> _DATA PROVIDED_:

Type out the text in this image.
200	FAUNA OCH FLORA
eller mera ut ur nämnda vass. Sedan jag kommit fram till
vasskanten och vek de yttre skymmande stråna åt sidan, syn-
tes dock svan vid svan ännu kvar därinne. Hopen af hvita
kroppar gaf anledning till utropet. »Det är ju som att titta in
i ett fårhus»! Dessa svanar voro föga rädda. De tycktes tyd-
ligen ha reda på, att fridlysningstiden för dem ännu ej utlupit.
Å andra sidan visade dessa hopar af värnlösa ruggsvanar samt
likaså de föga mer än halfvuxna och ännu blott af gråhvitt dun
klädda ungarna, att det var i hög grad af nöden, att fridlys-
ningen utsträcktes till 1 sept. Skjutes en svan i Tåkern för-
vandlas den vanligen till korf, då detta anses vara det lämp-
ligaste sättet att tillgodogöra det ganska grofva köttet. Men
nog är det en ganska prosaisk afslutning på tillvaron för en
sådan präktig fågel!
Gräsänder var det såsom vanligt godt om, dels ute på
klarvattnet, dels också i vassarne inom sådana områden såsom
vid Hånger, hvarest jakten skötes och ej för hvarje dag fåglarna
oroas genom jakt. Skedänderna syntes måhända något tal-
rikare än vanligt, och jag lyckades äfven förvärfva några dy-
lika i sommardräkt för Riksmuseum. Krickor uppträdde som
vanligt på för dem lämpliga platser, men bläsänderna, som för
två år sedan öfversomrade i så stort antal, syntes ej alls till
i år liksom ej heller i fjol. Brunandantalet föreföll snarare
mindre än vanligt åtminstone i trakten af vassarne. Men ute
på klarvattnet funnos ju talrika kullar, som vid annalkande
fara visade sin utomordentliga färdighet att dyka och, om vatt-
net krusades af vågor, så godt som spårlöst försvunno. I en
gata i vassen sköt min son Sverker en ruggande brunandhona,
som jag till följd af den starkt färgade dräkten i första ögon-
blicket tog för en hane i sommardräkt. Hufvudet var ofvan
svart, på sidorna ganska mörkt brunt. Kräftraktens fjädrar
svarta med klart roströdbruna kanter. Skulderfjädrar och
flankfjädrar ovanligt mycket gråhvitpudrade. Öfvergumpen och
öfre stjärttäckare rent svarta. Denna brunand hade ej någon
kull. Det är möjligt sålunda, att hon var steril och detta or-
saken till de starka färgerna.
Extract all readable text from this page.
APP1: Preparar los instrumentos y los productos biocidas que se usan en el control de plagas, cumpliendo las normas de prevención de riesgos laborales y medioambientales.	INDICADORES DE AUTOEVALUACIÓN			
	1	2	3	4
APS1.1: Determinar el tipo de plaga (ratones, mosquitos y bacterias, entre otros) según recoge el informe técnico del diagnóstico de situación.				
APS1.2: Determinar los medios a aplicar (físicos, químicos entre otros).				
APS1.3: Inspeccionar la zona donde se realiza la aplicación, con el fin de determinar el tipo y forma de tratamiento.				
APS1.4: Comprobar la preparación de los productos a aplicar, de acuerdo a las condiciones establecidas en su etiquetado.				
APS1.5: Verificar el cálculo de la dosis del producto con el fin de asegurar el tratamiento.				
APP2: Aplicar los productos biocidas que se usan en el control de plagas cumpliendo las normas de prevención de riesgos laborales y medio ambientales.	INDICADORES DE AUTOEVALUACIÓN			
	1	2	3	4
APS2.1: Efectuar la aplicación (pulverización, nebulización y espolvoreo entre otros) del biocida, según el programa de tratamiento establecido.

> _AIM OF THE EXERCISE_: Your reply must be one number, namely how many lines of the material above contain the string "detta".

> _WRITTEN ANSWER_: 2